> [Job]: Print all entries word for word.

> [Listing]:
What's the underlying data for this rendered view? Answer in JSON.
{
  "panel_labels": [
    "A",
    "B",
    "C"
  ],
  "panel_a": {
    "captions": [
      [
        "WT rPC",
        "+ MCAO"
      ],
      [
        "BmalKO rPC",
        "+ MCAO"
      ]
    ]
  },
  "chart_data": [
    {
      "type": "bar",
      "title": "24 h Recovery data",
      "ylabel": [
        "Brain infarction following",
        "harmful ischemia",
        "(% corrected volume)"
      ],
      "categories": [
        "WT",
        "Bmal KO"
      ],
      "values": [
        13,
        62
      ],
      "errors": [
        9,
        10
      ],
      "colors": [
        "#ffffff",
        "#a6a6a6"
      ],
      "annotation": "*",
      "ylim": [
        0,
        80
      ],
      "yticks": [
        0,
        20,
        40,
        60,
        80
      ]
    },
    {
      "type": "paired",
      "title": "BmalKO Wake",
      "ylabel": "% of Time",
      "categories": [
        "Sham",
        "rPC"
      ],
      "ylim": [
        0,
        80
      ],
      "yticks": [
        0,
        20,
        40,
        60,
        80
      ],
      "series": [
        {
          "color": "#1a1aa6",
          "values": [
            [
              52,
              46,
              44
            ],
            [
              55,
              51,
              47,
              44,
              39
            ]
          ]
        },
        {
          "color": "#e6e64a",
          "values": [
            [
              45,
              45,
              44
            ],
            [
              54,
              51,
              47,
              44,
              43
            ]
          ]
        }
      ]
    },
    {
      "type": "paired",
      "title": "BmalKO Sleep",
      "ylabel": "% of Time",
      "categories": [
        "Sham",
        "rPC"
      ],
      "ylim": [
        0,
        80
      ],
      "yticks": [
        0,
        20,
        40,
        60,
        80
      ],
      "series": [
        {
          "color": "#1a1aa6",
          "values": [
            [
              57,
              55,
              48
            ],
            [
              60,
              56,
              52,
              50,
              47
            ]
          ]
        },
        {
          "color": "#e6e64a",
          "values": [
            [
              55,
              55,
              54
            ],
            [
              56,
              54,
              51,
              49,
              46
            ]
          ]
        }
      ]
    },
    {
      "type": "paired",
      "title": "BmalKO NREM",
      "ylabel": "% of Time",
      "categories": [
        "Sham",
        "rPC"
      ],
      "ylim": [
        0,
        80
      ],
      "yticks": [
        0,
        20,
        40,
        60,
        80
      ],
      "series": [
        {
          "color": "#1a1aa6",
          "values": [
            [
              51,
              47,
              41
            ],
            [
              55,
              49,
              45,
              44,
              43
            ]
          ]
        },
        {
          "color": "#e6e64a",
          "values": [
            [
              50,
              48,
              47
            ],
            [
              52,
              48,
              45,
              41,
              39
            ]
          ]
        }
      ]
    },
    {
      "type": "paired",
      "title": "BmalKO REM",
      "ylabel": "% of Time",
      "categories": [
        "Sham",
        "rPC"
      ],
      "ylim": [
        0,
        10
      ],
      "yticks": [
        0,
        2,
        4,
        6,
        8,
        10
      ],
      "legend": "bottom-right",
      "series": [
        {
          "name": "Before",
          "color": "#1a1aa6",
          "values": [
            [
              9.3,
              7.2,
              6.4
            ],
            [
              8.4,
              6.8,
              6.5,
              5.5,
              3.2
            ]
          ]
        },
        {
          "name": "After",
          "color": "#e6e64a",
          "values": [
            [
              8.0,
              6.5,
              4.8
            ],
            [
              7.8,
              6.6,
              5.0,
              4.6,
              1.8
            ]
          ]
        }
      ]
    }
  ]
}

> [Solution for this task]:
What's the underlying data for this rendered view? Answer in JSON.
{
  "panel_labels": [
    "A",
    "B",
    "C"
  ],
  "panel_a": {
    "captions": [
      [
        "WT rPC",
        "+ MCAO"
      ],
      [
        "BmalKO rPC",
        "+ MCAO"
      ]
    ]
  },
  "chart_data": [
    {
      "type": "bar",
      "title": "24 h Recovery data",
      "ylabel": [
        "Brain infarction following",
        "harmful ischemia",
        "(% corrected volume)"
      ],
      "categories": [
        "WT",
        "Bmal KO"
      ],
      "values": [
        13,
        62
      ],
      "errors": [
        9,
        10
      ],
      "colors": [
        "#ffffff",
        "#a6a6a6"
      ],
      "annotation": "*",
      "ylim": [
        0,
        80
      ],
      "yticks": [
        0,
        20,
        40,
        60,
        80
      ]
    },
    {
      "type": "paired",
      "title": "BmalKO Wake",
      "ylabel": "% of Time",
      "categories": [
        "Sham",
        "rPC"
      ],
      "ylim": [
        0,
        80
      ],
      "yticks": [
        0,
        20,
        40,
        60,
        80
      ],
      "series": [
        {
          "color": "#1a1aa6",
          "values": [
            [
              52,
              46,
              44
            ],
            [
              55,
              51,
              47,
              44,
              39
            ]
          ]
        },
        {
          "color": "#e6e64a",
          "values": [
            [
              45,
              45,
              44
            ],
            [
              54,
              51,
              47,
              44,
              43
            ]
          ]
        }
      ]
    },
    {
      "type": "paired",
      "title": "BmalKO Sleep",
      "ylabel": "% of Time",
      "categories": [
        "Sham",
        "rPC"
      ],
      "ylim": [
        0,
        80
      ],
      "yticks": [
        0,
        20,
        40,
        60,
        80
      ],
      "series": [
        {
          "color": "#1a1aa6",
          "values": [
            [
              57,
              55,
              48
            ],
            [
              60,
              56,
              52,
              50,
              47
            ]
          ]
        },
        {
          "color": "#e6e64a",
          "values": [
            [
              55,
              55,
              54
            ],
            [
              56,
              54,
              51,
              49,
              46
            ]
          ]
        }
      ]
    },
    {
      "type": "paired",
      "title": "BmalKO NREM",
      "ylabel": "% of Time",
      "categories": [
        "Sham",
        "rPC"
      ],
      "ylim": [
        0,
        80
      ],
      "yticks": [
        0,
        20,
        40,
        60,
        80
      ],
      "series": [
        {
          "color": "#1a1aa6",
          "values": [
            [
              51,
              47,
              41
            ],
            [
              55,
              49,
              45,
              44,
              43
            ]
          ]
        },
        {
          "color": "#e6e64a",
          "values": [
            [
              50,
              48,
              47
            ],
            [
              52,
              48,
              45,
              41,
              39
            ]
          ]
        }
      ]
    },
    {
      "type": "paired",
      "title": "BmalKO REM",
      "ylabel": "% of Time",
      "categories": [
        "Sham",
        "rPC"
      ],
      "ylim": [
        0,
        10
      ],
      "yticks": [
        0,
        2,
        4,
        6,
        8,
        10
      ],
      "legend": "bottom-right",
      "series": [
        {
          "name": "Before",
          "color": "#1a1aa6",
          "values": [
            [
              9.3,
              7.2,
              6.4
            ],
            [
              8.4,
              6.8,
              6.5,
              5.5,
              3.2
            ]
          ]
        },
        {
          "name": "After",
          "color": "#e6e64a",
          "values": [
            [
              8.0,
              6.5,
              4.8
            ],
            [
              7.8,
              6.6,
              5.0,
              4.6,
              1.8
            ]
          ]
        }
      ]
    }
  ]
}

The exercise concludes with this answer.